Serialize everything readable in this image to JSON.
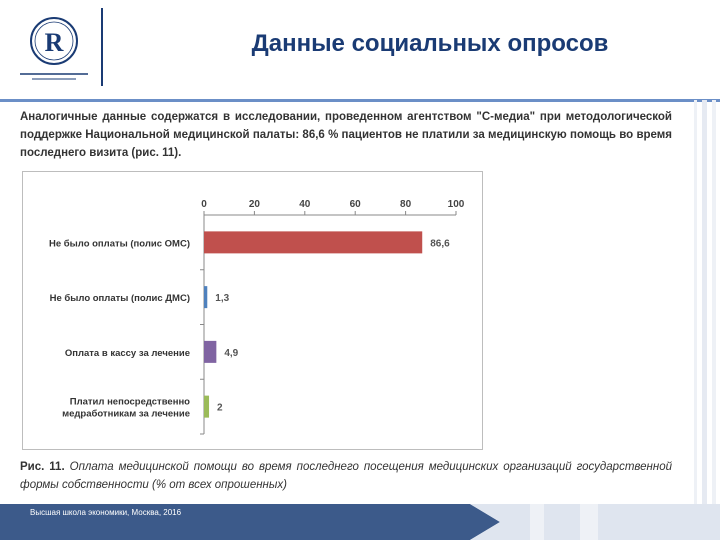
{
  "slide": {
    "title": "Данные социальных опросов",
    "intro": "Аналогичные данные содержатся в исследовании, проведенном агентством \"С-медиа\" при методологической поддержке Национальной медицинской палаты: 86,6 % пациентов не платили за медицинскую помощь во время последнего визита (рис. 11).",
    "caption_lead": "Рис. 11.",
    "caption_body": "Оплата медицинской помощи во время последнего посещения медицинских организаций государственной формы собственности (% от всех опрошенных)",
    "footer": "Высшая школа экономики, Москва, 2016"
  },
  "colors": {
    "brand": "#1a3b74",
    "accent_line": "#6b8fc7",
    "footer_band": "#3c5a8a"
  },
  "chart_data": {
    "type": "bar",
    "orientation": "horizontal",
    "categories": [
      "Не было оплаты (полис ОМС)",
      "Не было оплаты (полис ДМС)",
      "Оплата в кассу за лечение",
      "Платил непосредственно медработникам за лечение"
    ],
    "category_lines": [
      [
        "Не было оплаты (полис ОМС)"
      ],
      [
        "Не было оплаты (полис ДМС)"
      ],
      [
        "Оплата в кассу за лечение"
      ],
      [
        "Платил непосредственно",
        "медработникам за лечение"
      ]
    ],
    "values": [
      86.6,
      1.3,
      4.9,
      2
    ],
    "value_labels": [
      "86,6",
      "1,3",
      "4,9",
      "2"
    ],
    "bar_colors": [
      "#c0504d",
      "#4f81bd",
      "#8064a2",
      "#9bbb59"
    ],
    "xlim": [
      0,
      100
    ],
    "xticks": [
      0,
      20,
      40,
      60,
      80,
      100
    ],
    "axis_position": "top",
    "grid": false,
    "legend": false
  }
}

--------------------------------------------------

### What to work on
What is the number of lines in these records that contain "Оплата"? Reply with the number only.

### Final result
3